[A run of records]

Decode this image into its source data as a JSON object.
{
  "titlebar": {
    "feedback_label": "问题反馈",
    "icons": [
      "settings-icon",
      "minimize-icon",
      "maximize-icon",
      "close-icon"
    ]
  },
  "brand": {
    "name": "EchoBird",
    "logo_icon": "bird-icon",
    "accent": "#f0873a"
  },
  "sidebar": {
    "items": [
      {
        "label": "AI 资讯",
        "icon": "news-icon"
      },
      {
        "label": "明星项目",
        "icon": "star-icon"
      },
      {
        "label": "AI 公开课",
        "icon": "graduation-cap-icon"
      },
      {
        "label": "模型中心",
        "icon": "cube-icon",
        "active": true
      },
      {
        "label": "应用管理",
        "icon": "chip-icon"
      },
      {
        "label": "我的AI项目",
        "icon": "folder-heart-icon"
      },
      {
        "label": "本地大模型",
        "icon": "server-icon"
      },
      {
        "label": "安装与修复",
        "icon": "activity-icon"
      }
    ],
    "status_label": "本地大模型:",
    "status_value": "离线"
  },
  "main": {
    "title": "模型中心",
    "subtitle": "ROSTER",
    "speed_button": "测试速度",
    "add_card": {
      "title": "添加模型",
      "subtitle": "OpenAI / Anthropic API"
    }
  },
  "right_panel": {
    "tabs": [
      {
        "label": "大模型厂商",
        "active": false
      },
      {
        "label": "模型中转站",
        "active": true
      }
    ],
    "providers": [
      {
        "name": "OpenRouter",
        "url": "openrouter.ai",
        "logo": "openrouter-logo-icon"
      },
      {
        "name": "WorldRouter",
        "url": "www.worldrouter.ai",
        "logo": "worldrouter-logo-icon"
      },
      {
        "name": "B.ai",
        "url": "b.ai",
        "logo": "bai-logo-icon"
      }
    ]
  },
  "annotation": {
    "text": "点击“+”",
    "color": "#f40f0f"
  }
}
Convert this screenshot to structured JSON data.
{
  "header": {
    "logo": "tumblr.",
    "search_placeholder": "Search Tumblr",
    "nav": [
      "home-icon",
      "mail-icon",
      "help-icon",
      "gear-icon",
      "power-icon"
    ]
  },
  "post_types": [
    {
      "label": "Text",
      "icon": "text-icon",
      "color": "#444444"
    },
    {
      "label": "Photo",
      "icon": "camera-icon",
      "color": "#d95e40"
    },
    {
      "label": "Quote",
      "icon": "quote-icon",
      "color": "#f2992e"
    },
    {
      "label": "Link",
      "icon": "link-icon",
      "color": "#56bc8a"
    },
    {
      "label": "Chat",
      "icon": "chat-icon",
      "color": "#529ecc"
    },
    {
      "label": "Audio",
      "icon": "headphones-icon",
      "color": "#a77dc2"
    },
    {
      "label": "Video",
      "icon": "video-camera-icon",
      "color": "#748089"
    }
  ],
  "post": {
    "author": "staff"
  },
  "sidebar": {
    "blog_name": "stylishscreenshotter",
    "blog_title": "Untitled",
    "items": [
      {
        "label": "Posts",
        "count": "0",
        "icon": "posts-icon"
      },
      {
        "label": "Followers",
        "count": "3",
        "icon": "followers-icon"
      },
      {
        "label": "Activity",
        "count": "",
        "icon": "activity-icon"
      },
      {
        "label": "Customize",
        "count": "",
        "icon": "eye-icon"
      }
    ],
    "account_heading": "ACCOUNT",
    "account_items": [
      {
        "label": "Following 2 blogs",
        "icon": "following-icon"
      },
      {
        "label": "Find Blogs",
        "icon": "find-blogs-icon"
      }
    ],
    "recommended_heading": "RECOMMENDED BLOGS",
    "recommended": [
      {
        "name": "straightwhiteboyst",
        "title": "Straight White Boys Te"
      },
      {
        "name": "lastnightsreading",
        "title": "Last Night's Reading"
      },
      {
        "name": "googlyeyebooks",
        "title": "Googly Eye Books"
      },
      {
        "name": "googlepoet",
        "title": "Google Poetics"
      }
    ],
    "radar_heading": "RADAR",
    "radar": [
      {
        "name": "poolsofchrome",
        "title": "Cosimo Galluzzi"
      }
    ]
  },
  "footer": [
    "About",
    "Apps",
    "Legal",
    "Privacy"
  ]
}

■ **Problem**:
Go through the records and print each one exactly.

■ **Problem solution**:
Decode this image into its source data as a JSON object.
{
  "titlebar": {
    "feedback_label": "问题反馈",
    "icons": [
      "settings-icon",
      "minimize-icon",
      "maximize-icon",
      "close-icon"
    ]
  },
  "brand": {
    "name": "EchoBird",
    "logo_icon": "bird-icon",
    "accent": "#f0873a"
  },
  "sidebar": {
    "items": [
      {
        "label": "AI 资讯",
        "icon": "news-icon"
      },
      {
        "label": "明星项目",
        "icon": "star-icon"
      },
      {
        "label": "AI 公开课",
        "icon": "graduation-cap-icon"
      },
      {
        "label": "模型中心",
        "icon": "cube-icon",
        "active": true
      },
      {
        "label": "应用管理",
        "icon": "chip-icon"
      },
      {
        "label": "我的AI项目",
        "icon": "folder-heart-icon"
      },
      {
        "label": "本地大模型",
        "icon": "server-icon"
      },
      {
        "label": "安装与修复",
        "icon": "activity-icon"
      }
    ],
    "status_label": "本地大模型:",
    "status_value": "离线"
  },
  "main": {
    "title": "模型中心",
    "subtitle": "ROSTER",
    "speed_button": "测试速度",
    "add_card": {
      "title": "添加模型",
      "subtitle": "OpenAI / Anthropic API"
    }
  },
  "right_panel": {
    "tabs": [
      {
        "label": "大模型厂商",
        "active": false
      },
      {
        "label": "模型中转站",
        "active": true
      }
    ],
    "providers": [
      {
        "name": "OpenRouter",
        "url": "openrouter.ai",
        "logo": "openrouter-logo-icon"
      },
      {
        "name": "WorldRouter",
        "url": "www.worldrouter.ai",
        "logo": "worldrouter-logo-icon"
      },
      {
        "name": "B.ai",
        "url": "b.ai",
        "logo": "bai-logo-icon"
      }
    ]
  },
  "annotation": {
    "text": "点击“+”",
    "color": "#f40f0f"
  }
}
Convert this screenshot to structured JSON data.
{
  "header": {
    "logo": "tumblr.",
    "search_placeholder": "Search Tumblr",
    "nav": [
      "home-icon",
      "mail-icon",
      "help-icon",
      "gear-icon",
      "power-icon"
    ]
  },
  "post_types": [
    {
      "label": "Text",
      "icon": "text-icon",
      "color": "#444444"
    },
    {
      "label": "Photo",
      "icon": "camera-icon",
      "color": "#d95e40"
    },
    {
      "label": "Quote",
      "icon": "quote-icon",
      "color": "#f2992e"
    },
    {
      "label": "Link",
      "icon": "link-icon",
      "color": "#56bc8a"
    },
    {
      "label": "Chat",
      "icon": "chat-icon",
      "color": "#529ecc"
    },
    {
      "label": "Audio",
      "icon": "headphones-icon",
      "color": "#a77dc2"
    },
    {
      "label": "Video",
      "icon": "video-camera-icon",
      "color": "#748089"
    }
  ],
  "post": {
    "author": "staff"
  },
  "sidebar": {
    "blog_name": "stylishscreenshotter",
    "blog_title": "Untitled",
    "items": [
      {
        "label": "Posts",
        "count": "0",
        "icon": "posts-icon"
      },
      {
        "label": "Followers",
        "count": "3",
        "icon": "followers-icon"
      },
      {
        "label": "Activity",
        "count": "",
        "icon": "activity-icon"
      },
      {
        "label": "Customize",
        "count": "",
        "icon": "eye-icon"
      }
    ],
    "account_heading": "ACCOUNT",
    "account_items": [
      {
        "label": "Following 2 blogs",
        "icon": "following-icon"
      },
      {
        "label": "Find Blogs",
        "icon": "find-blogs-icon"
      }
    ],
    "recommended_heading": "RECOMMENDED BLOGS",
    "recommended": [
      {
        "name": "straightwhiteboyst",
        "title": "Straight White Boys Te"
      },
      {
        "name": "lastnightsreading",
        "title": "Last Night's Reading"
      },
      {
        "name": "googlyeyebooks",
        "title": "Googly Eye Books"
      },
      {
        "name": "googlepoet",
        "title": "Google Poetics"
      }
    ],
    "radar_heading": "RADAR",
    "radar": [
      {
        "name": "poolsofchrome",
        "title": "Cosimo Galluzzi"
      }
    ]
  },
  "footer": [
    "About",
    "Apps",
    "Legal",
    "Privacy"
  ]
}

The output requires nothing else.